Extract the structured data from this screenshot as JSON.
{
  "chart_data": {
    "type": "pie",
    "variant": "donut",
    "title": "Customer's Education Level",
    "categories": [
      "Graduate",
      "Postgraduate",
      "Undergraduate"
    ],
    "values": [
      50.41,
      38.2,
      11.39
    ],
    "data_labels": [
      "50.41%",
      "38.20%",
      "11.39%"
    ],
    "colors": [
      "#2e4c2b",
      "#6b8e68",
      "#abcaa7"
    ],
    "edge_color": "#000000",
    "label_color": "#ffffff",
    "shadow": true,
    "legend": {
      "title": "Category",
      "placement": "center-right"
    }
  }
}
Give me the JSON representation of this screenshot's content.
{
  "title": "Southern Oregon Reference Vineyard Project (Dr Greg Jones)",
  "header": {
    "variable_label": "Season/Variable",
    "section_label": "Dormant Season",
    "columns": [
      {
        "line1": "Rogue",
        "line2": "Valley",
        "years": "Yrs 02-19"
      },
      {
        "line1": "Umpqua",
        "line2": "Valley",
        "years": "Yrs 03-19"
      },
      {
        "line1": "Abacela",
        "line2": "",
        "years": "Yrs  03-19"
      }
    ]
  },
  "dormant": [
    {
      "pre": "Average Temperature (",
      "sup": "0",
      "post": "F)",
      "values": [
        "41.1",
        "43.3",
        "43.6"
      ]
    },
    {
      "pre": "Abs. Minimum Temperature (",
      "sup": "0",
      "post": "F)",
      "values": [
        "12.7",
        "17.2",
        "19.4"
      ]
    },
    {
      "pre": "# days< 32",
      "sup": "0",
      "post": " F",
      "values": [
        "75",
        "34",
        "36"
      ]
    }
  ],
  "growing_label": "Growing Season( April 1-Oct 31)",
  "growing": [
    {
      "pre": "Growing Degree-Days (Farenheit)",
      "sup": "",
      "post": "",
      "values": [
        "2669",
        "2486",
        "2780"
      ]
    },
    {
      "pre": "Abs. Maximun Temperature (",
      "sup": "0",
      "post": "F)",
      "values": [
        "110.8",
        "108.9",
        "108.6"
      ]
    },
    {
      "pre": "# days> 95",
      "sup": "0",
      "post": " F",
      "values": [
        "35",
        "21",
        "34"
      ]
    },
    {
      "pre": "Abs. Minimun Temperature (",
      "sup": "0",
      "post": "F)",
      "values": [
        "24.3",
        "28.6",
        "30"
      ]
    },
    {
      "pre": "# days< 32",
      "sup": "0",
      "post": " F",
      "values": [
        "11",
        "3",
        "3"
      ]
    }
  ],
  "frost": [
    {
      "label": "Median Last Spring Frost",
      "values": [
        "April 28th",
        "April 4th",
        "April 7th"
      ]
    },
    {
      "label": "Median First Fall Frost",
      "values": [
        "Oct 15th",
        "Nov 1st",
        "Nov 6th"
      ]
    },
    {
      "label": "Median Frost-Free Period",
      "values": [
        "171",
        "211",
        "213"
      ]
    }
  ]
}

* _WORK REQUIRED_
Take every line from the data above that holds "Season" and copy it out.

* _OUTPUT FOR THIS EXERCISE_
    "variable_label": "Season/Variable",
    "section_label": "Dormant Season",
  "growing_label": "Growing Season( April 1-Oct 31)",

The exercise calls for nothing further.